▶ [WHAT TO WORK ON] Below are records to transcribe exactly, without their pictures.

— START OF EXERCISE INPUT —

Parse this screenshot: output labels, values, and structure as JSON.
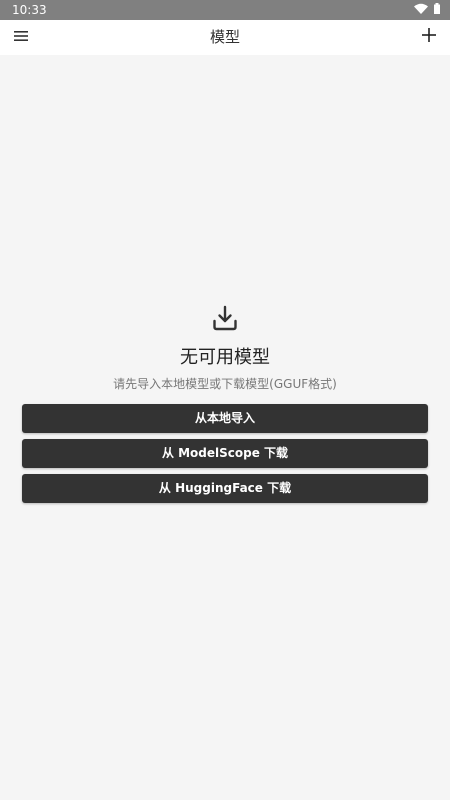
{
  "status_bar": {
    "time": "10:33",
    "icons": [
      "wifi-icon",
      "battery-icon"
    ]
  },
  "app_bar": {
    "title": "模型",
    "menu_icon": "menu-icon",
    "add_icon": "plus-icon"
  },
  "empty_state": {
    "icon": "download-icon",
    "title": "无可用模型",
    "subtitle": "请先导入本地模型或下载模型(GGUF格式)"
  },
  "actions": {
    "import_local": "从本地导入",
    "download_modelscope": "从 ModelScope 下载",
    "download_huggingface": "从 HuggingFace 下载"
  },
  "colors": {
    "status_bar_bg": "#808080",
    "app_bar_bg": "#ffffff",
    "page_bg": "#f5f5f5",
    "button_bg": "#333333",
    "button_text": "#ffffff"
  }
}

— END OF EXERCISE INPUT —

▶ [REPLY TO THE EXERCISE]
Parse this screenshot: output labels, values, and structure as JSON.
{
  "status_bar": {
    "time": "10:33",
    "icons": [
      "wifi-icon",
      "battery-icon"
    ]
  },
  "app_bar": {
    "title": "模型",
    "menu_icon": "menu-icon",
    "add_icon": "plus-icon"
  },
  "empty_state": {
    "icon": "download-icon",
    "title": "无可用模型",
    "subtitle": "请先导入本地模型或下载模型(GGUF格式)"
  },
  "actions": {
    "import_local": "从本地导入",
    "download_modelscope": "从 ModelScope 下载",
    "download_huggingface": "从 HuggingFace 下载"
  },
  "colors": {
    "status_bar_bg": "#808080",
    "app_bar_bg": "#ffffff",
    "page_bg": "#f5f5f5",
    "button_bg": "#333333",
    "button_text": "#ffffff"
  }
}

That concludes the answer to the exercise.